- Requirements:
Read the lines that follow and pick out every one containing the word "JSON".
-- Begin Exercise materials --
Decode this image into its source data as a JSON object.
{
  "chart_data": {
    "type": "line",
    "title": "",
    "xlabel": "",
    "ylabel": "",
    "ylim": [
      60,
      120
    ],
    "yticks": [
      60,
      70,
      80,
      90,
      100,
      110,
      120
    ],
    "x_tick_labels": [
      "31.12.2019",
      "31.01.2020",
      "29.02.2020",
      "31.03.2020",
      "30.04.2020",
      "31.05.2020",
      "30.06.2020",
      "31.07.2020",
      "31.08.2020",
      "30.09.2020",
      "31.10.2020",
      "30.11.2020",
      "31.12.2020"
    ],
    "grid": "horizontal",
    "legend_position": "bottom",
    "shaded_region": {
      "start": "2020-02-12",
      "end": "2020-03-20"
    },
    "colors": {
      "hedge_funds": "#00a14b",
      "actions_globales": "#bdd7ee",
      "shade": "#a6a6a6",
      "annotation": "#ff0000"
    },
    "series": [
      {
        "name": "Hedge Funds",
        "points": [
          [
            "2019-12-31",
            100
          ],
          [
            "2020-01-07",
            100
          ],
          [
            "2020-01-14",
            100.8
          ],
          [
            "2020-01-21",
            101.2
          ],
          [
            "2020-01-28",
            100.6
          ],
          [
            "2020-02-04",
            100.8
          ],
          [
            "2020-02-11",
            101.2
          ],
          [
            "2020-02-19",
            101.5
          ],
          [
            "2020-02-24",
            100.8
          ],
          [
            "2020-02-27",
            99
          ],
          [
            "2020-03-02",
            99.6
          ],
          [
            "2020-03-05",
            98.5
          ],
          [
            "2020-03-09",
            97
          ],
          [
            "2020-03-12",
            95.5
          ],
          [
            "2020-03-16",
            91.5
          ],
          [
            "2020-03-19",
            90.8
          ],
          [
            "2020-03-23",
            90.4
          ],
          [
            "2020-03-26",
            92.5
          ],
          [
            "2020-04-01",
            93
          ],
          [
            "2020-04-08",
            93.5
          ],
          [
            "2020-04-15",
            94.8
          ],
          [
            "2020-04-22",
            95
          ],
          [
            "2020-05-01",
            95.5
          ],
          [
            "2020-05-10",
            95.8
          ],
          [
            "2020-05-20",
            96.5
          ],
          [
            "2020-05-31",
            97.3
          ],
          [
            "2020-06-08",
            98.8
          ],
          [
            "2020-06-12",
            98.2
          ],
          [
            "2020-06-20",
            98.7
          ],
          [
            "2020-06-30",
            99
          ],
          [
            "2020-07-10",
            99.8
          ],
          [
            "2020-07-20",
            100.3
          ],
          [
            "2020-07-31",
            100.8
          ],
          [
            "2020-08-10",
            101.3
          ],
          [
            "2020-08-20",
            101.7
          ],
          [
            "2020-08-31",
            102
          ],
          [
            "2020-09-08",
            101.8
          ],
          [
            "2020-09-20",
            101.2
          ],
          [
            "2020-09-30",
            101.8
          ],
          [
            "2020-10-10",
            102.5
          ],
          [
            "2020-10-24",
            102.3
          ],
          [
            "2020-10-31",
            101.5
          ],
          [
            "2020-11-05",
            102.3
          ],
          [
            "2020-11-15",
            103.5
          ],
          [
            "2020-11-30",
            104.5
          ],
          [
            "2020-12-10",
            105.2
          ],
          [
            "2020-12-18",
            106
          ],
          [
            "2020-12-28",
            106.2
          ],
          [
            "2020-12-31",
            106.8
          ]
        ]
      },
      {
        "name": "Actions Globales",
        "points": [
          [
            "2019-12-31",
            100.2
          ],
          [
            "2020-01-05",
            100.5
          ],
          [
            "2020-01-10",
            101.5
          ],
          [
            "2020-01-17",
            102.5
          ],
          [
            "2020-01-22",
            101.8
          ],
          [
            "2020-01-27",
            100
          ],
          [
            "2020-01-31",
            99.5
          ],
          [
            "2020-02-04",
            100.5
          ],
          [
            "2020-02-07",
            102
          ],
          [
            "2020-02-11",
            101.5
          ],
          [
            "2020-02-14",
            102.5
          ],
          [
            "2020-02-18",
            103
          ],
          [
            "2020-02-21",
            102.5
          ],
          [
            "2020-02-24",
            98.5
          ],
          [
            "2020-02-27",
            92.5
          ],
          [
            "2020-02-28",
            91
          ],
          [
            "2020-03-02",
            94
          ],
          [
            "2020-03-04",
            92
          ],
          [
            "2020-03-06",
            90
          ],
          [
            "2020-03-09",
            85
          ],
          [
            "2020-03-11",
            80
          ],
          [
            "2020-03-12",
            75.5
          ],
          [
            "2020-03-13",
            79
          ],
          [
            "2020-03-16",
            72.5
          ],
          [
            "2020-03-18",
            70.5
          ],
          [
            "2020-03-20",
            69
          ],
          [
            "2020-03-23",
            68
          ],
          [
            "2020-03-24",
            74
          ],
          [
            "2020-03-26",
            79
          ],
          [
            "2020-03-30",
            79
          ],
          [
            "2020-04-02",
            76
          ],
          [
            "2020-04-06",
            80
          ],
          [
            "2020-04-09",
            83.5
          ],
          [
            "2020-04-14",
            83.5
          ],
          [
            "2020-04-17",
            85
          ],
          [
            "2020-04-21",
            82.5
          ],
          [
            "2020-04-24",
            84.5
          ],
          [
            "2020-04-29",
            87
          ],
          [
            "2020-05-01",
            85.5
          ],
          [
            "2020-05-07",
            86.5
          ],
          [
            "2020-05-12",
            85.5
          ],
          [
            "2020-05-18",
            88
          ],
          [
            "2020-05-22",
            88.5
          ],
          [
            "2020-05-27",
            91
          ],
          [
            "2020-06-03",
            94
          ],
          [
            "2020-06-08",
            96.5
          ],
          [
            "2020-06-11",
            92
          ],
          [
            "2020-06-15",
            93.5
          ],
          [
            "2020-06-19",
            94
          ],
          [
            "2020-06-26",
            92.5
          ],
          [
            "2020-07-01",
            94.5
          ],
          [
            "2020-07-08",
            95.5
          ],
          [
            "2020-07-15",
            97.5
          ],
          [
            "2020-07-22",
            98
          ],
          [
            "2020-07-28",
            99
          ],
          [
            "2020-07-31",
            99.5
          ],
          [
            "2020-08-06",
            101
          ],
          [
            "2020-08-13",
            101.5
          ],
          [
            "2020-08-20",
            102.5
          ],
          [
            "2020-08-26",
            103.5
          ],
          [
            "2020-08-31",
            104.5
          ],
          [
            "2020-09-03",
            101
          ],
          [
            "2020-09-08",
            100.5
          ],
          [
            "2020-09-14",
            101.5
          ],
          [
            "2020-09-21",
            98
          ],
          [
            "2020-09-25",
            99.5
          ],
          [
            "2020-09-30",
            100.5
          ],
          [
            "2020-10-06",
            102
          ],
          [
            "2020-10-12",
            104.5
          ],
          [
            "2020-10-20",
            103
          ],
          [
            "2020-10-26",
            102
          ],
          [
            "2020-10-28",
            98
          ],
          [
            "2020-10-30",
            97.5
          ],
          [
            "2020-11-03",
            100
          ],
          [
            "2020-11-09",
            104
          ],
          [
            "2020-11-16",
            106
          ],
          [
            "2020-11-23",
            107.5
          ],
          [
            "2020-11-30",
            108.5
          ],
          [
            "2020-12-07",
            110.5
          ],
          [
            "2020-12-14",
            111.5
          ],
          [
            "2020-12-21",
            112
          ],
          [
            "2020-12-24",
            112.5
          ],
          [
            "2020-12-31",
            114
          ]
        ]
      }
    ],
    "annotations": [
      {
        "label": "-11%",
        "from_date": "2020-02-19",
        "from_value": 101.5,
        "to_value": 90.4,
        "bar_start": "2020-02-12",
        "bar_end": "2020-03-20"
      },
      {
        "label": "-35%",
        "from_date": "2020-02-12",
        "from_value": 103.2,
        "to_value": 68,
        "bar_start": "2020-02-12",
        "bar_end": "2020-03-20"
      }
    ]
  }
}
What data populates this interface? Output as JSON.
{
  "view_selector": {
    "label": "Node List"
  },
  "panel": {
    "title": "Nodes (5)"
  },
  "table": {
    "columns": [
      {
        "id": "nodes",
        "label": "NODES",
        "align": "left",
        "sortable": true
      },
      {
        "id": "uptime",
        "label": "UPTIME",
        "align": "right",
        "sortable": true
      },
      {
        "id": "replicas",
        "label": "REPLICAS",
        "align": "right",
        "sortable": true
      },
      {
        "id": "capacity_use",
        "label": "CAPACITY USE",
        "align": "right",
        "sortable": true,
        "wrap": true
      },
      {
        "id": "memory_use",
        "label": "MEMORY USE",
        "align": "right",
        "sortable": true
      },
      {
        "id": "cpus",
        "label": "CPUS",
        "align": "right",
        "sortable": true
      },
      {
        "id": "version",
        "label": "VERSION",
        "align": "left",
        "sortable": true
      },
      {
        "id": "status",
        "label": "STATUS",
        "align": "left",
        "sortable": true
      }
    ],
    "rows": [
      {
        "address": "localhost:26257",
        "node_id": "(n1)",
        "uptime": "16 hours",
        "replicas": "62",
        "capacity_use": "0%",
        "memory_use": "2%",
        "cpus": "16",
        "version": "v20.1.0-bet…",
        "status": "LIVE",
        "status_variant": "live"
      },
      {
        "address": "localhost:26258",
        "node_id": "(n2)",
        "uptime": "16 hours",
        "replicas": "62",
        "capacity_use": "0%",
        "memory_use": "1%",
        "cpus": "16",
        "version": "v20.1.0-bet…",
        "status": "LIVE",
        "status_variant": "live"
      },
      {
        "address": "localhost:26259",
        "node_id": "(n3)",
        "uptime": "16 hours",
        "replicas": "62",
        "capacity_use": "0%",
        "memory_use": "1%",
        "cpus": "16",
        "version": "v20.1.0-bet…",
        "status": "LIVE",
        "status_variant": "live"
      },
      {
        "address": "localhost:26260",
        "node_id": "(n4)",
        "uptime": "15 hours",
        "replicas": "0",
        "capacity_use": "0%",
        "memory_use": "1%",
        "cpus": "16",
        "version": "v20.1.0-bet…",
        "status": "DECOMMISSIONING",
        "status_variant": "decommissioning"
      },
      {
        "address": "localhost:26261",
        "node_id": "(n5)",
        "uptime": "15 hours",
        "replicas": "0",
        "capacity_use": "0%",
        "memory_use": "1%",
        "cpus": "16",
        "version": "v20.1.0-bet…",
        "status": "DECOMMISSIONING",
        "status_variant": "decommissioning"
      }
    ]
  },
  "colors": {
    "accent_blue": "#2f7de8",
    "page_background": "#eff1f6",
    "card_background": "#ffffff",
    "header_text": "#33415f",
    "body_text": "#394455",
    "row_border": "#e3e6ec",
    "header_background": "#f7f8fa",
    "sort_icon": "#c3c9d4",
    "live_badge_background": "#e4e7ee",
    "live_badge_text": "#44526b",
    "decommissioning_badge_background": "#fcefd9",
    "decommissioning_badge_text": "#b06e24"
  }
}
-- End Exercise materials --
- Result for this exercise:
Decode this image into its source data as a JSON object.
What data populates this interface? Output as JSON.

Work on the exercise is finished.